* EXERCISE PROMPT: Filter the entries below, keeping only lines with the word "object".
--- start ---
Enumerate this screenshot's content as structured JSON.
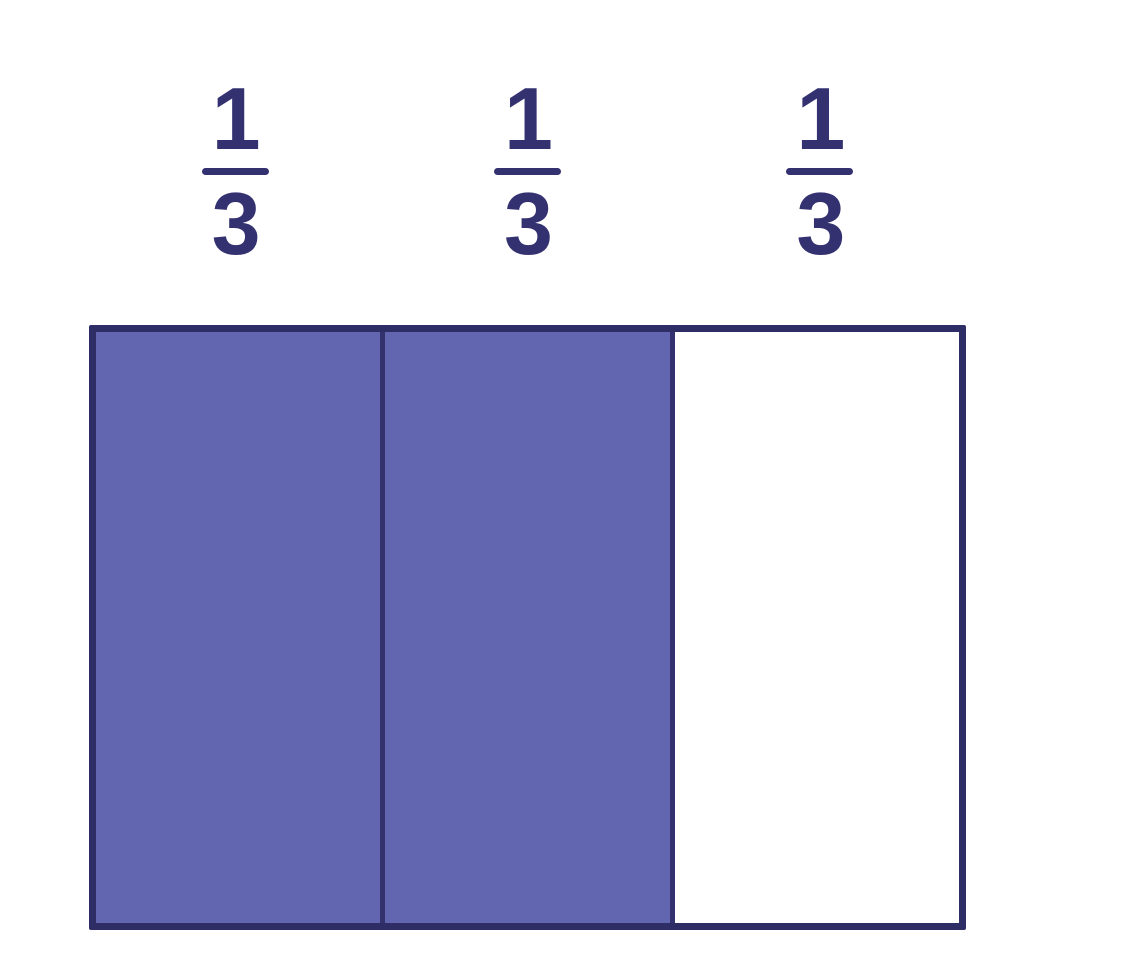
{
  "colors": {
    "background": "#ffffff",
    "shaded_fill": "#6266b0",
    "outline": "#2f2d66",
    "divider": "#34326e",
    "label_text": "#343171"
  },
  "fractions": [
    {
      "numerator": "1",
      "denominator": "3"
    },
    {
      "numerator": "1",
      "denominator": "3"
    },
    {
      "numerator": "1",
      "denominator": "3"
    }
  ],
  "model": {
    "type": "fraction-bar",
    "total_parts": 3,
    "shaded_parts": 2,
    "cells": [
      {
        "label": "1/3",
        "shaded": true
      },
      {
        "label": "1/3",
        "shaded": true
      },
      {
        "label": "1/3",
        "shaded": false
      }
    ]
  }
}
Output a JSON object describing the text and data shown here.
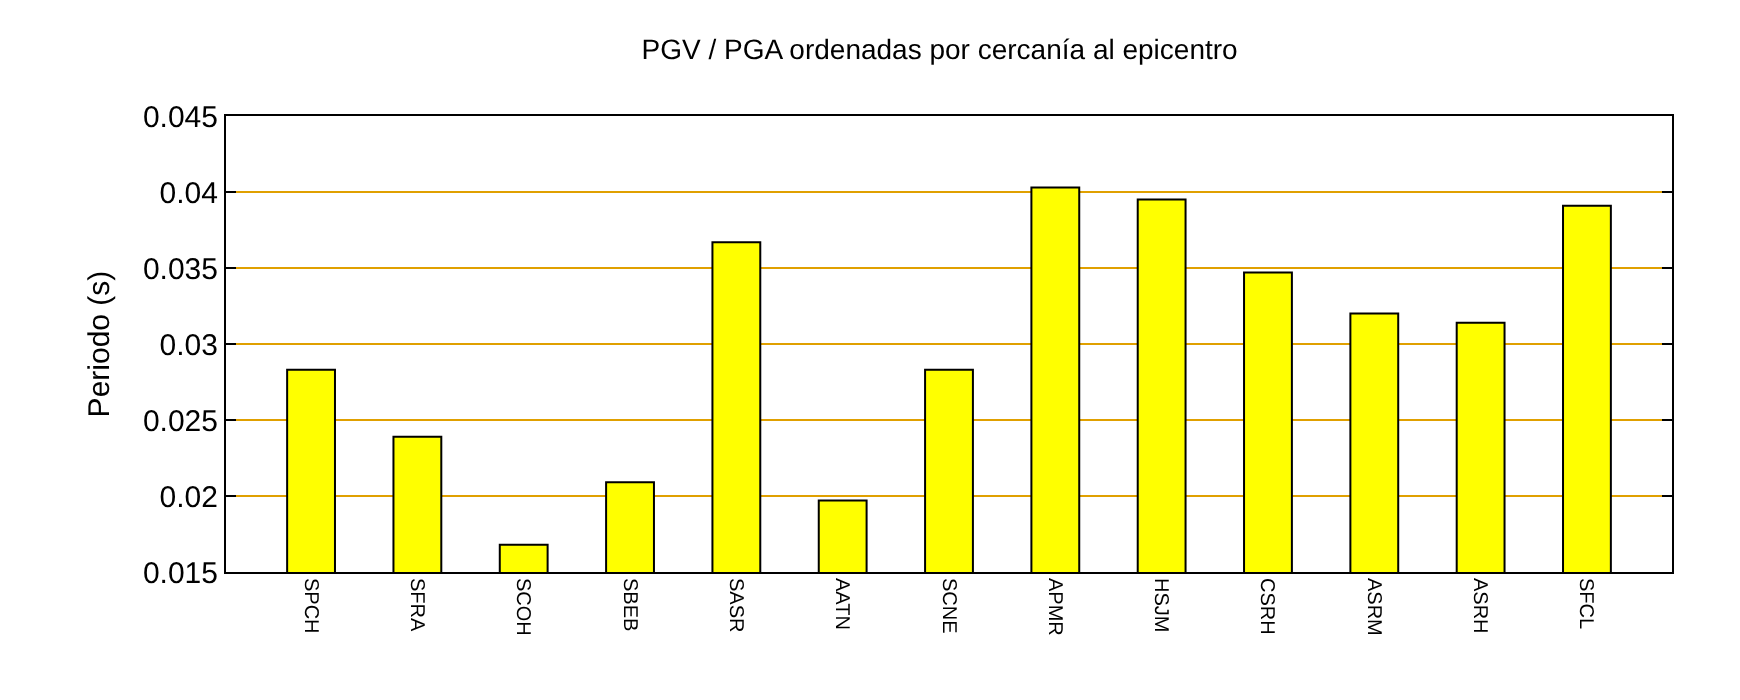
{
  "chart_data": {
    "type": "bar",
    "title": "PGV / PGA ordenadas por cercanía al epicentro",
    "ylabel": "Periodo (s)",
    "categories": [
      "SPCH",
      "SFRA",
      "SCOH",
      "SBEB",
      "SASR",
      "AATN",
      "SCNE",
      "APMR",
      "HSJM",
      "CSRH",
      "ASRM",
      "ASRH",
      "SFCL"
    ],
    "values": [
      0.0283,
      0.0239,
      0.0168,
      0.0209,
      0.0367,
      0.0197,
      0.0283,
      0.0403,
      0.0395,
      0.0347,
      0.032,
      0.0314,
      0.0391
    ],
    "color": "#ffff00",
    "ylim": [
      0.015,
      0.045
    ],
    "yticks": [
      0.015,
      0.02,
      0.025,
      0.03,
      0.035,
      0.04,
      0.045
    ],
    "grid": "y",
    "legend": false
  }
}
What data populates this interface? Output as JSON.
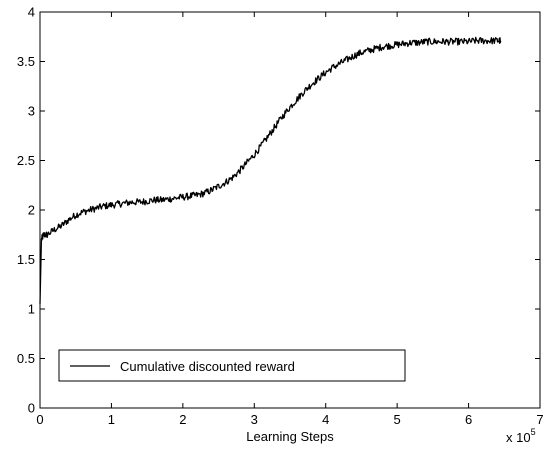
{
  "chart_data": {
    "type": "line",
    "title": "",
    "xlabel": "Learning Steps",
    "ylabel": "",
    "x_multiplier_label": {
      "prefix": "x 10",
      "exponent": "5"
    },
    "xlim": [
      0,
      7
    ],
    "ylim": [
      0,
      4
    ],
    "x_ticks": [
      0,
      1,
      2,
      3,
      4,
      5,
      6,
      7
    ],
    "y_ticks": [
      0,
      0.5,
      1,
      1.5,
      2,
      2.5,
      3,
      3.5,
      4
    ],
    "x_tick_labels": [
      "0",
      "1",
      "2",
      "3",
      "4",
      "5",
      "6",
      "7"
    ],
    "y_tick_labels": [
      "0",
      "0.5",
      "1",
      "1.5",
      "2",
      "2.5",
      "3",
      "3.5",
      "4"
    ],
    "grid": false,
    "legend": {
      "entries": [
        "Cumulative discounted reward"
      ],
      "placement": "bottom-left"
    },
    "series": [
      {
        "name": "Cumulative discounted reward",
        "color": "#000000",
        "x": [
          0,
          0.02,
          0.05,
          0.1,
          0.2,
          0.3,
          0.4,
          0.5,
          0.6,
          0.7,
          0.8,
          0.9,
          1.0,
          1.1,
          1.2,
          1.3,
          1.4,
          1.5,
          1.6,
          1.7,
          1.8,
          1.9,
          2.0,
          2.1,
          2.2,
          2.3,
          2.4,
          2.5,
          2.6,
          2.7,
          2.8,
          2.9,
          3.0,
          3.1,
          3.2,
          3.3,
          3.4,
          3.5,
          3.6,
          3.7,
          3.8,
          3.9,
          4.0,
          4.1,
          4.2,
          4.3,
          4.4,
          4.5,
          4.6,
          4.7,
          4.8,
          4.9,
          5.0,
          5.1,
          5.2,
          5.3,
          5.4,
          5.5,
          5.6,
          5.7,
          5.8,
          5.9,
          6.0,
          6.1,
          6.2,
          6.3,
          6.4,
          6.45
        ],
        "y": [
          1.05,
          1.7,
          1.75,
          1.75,
          1.8,
          1.84,
          1.9,
          1.95,
          1.98,
          2.0,
          2.02,
          2.04,
          2.05,
          2.06,
          2.07,
          2.08,
          2.08,
          2.09,
          2.1,
          2.1,
          2.11,
          2.12,
          2.13,
          2.14,
          2.15,
          2.17,
          2.2,
          2.24,
          2.28,
          2.33,
          2.4,
          2.48,
          2.56,
          2.65,
          2.75,
          2.85,
          2.95,
          3.04,
          3.12,
          3.2,
          3.27,
          3.33,
          3.39,
          3.44,
          3.48,
          3.52,
          3.56,
          3.59,
          3.61,
          3.63,
          3.65,
          3.66,
          3.67,
          3.68,
          3.69,
          3.69,
          3.7,
          3.7,
          3.7,
          3.7,
          3.7,
          3.7,
          3.7,
          3.71,
          3.71,
          3.71,
          3.71,
          3.71
        ]
      }
    ]
  }
}
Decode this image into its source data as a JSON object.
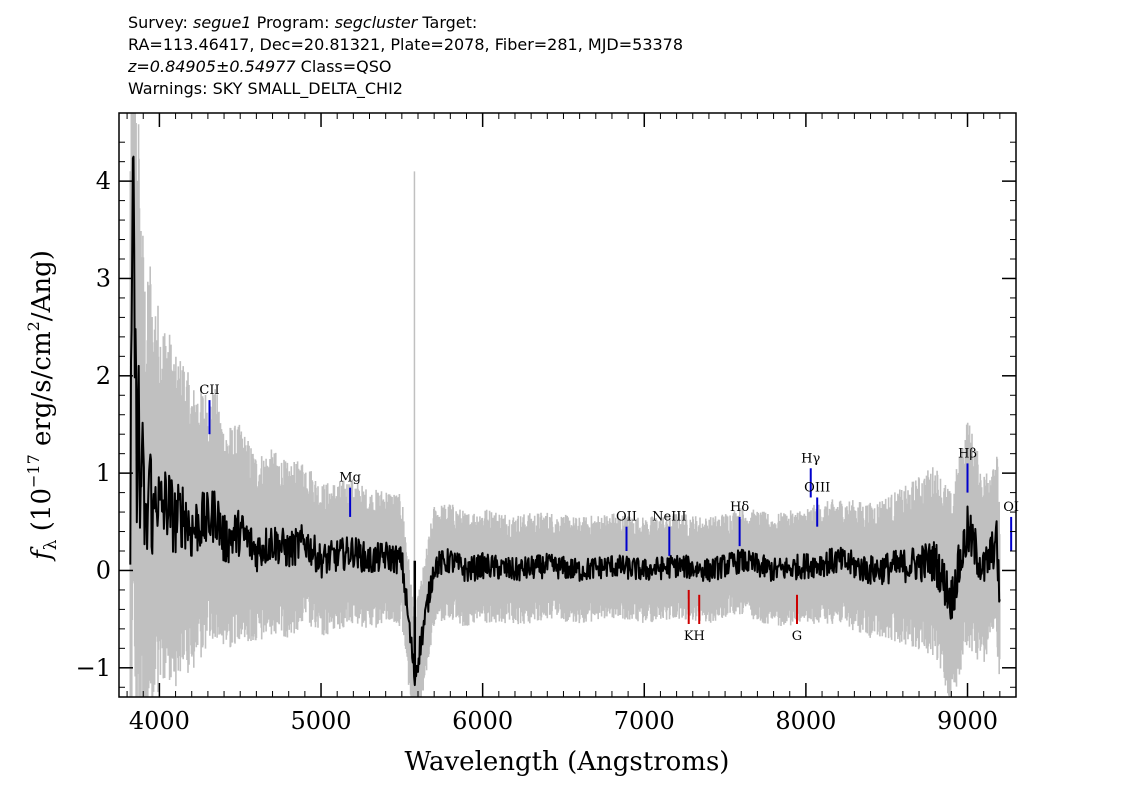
{
  "header": {
    "survey_label": "Survey:",
    "survey": "segue1",
    "program_label": "Program:",
    "program": "segcluster",
    "target_label": "Target:",
    "line2": "RA=113.46417, Dec=20.81321, Plate=2078, Fiber=281, MJD=53378",
    "redshift": "z=0.84905±0.54977",
    "class": "Class=QSO",
    "warnings": "Warnings: SKY SMALL_DELTA_CHI2"
  },
  "chart_data": {
    "type": "line",
    "xlabel": "Wavelength (Angstroms)",
    "ylabel": "f_λ (10^-17 erg/s/cm^2/Ang)",
    "xlim": [
      3750,
      9300
    ],
    "ylim": [
      -1.3,
      4.7
    ],
    "xticks": [
      4000,
      5000,
      6000,
      7000,
      8000,
      9000
    ],
    "yticks": [
      -1,
      0,
      1,
      2,
      3,
      4
    ],
    "series": [
      {
        "role": "flux",
        "color": "#000000",
        "x": [
          3820,
          3830,
          3840,
          3850,
          3860,
          3870,
          3880,
          3890,
          3900,
          3920,
          3940,
          3960,
          3980,
          4000,
          4050,
          4100,
          4150,
          4200,
          4250,
          4300,
          4350,
          4400,
          4500,
          4600,
          4700,
          4800,
          4900,
          5000,
          5100,
          5200,
          5300,
          5400,
          5500,
          5580,
          5700,
          5800,
          5900,
          6000,
          6200,
          6400,
          6600,
          6800,
          7000,
          7200,
          7400,
          7600,
          7800,
          8000,
          8200,
          8400,
          8600,
          8800,
          8900,
          9000,
          9100,
          9180,
          9200
        ],
        "y": [
          0.3,
          2.8,
          3.8,
          2.0,
          1.2,
          1.9,
          0.5,
          1.3,
          0.8,
          0.3,
          1.1,
          0.4,
          0.9,
          0.6,
          0.7,
          0.5,
          0.6,
          0.4,
          0.5,
          0.5,
          0.6,
          0.3,
          0.4,
          0.2,
          0.3,
          0.2,
          0.3,
          0.1,
          0.15,
          0.2,
          0.1,
          0.15,
          0.1,
          -1.1,
          0.05,
          0.1,
          0.0,
          0.05,
          0.0,
          0.05,
          0.0,
          0.05,
          0.0,
          0.05,
          0.0,
          0.1,
          0.0,
          0.05,
          0.1,
          0.0,
          0.05,
          0.1,
          -0.3,
          0.4,
          0.0,
          0.3,
          -0.3
        ]
      },
      {
        "role": "error",
        "color": "#c0c0c0",
        "x": [
          3820,
          3850,
          3900,
          3950,
          4000,
          4100,
          4200,
          4300,
          4400,
          4600,
          4800,
          5000,
          5200,
          5400,
          5600,
          5800,
          6000,
          6500,
          7000,
          7500,
          8000,
          8400,
          8600,
          8800,
          8900,
          9000,
          9100,
          9200
        ],
        "y": [
          4.5,
          3.5,
          2.6,
          2.2,
          2.0,
          1.7,
          1.5,
          1.35,
          1.2,
          1.0,
          0.9,
          0.8,
          0.75,
          0.7,
          0.65,
          0.6,
          0.6,
          0.55,
          0.55,
          0.55,
          0.6,
          0.7,
          0.8,
          1.0,
          1.1,
          1.2,
          1.0,
          1.0
        ]
      }
    ],
    "emission_lines": [
      {
        "label": "CII",
        "x": 4310,
        "y0": 1.4,
        "y1": 1.75,
        "color": "#0000cc"
      },
      {
        "label": "Mg",
        "x": 5180,
        "y0": 0.55,
        "y1": 0.85,
        "color": "#0000cc"
      },
      {
        "label": "OII",
        "x": 6890,
        "y0": 0.2,
        "y1": 0.45,
        "color": "#0000cc"
      },
      {
        "label": "NeIII",
        "x": 7155,
        "y0": 0.15,
        "y1": 0.45,
        "color": "#0000cc"
      },
      {
        "label": "Hδ",
        "x": 7590,
        "y0": 0.25,
        "y1": 0.55,
        "color": "#0000cc"
      },
      {
        "label": "Hγ",
        "x": 8030,
        "y0": 0.75,
        "y1": 1.05,
        "color": "#0000cc"
      },
      {
        "label": "OIII",
        "x": 8070,
        "y0": 0.45,
        "y1": 0.75,
        "color": "#0000cc"
      },
      {
        "label": "Hβ",
        "x": 9000,
        "y0": 0.8,
        "y1": 1.1,
        "color": "#0000cc"
      },
      {
        "label": "OI",
        "x": 9270,
        "y0": 0.2,
        "y1": 0.55,
        "color": "#0000cc"
      }
    ],
    "absorption_lines": [
      {
        "label": "K",
        "x": 7275,
        "y0": -0.55,
        "y1": -0.2,
        "color": "#cc0000"
      },
      {
        "label": "H",
        "x": 7340,
        "y0": -0.55,
        "y1": -0.25,
        "color": "#cc0000"
      },
      {
        "label": "G",
        "x": 7945,
        "y0": -0.55,
        "y1": -0.25,
        "color": "#cc0000"
      }
    ]
  }
}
--- end ---
* SOLUTION:
Output a JSON object describing the text and data shown here.
Decode this image into its source data as a JSON object.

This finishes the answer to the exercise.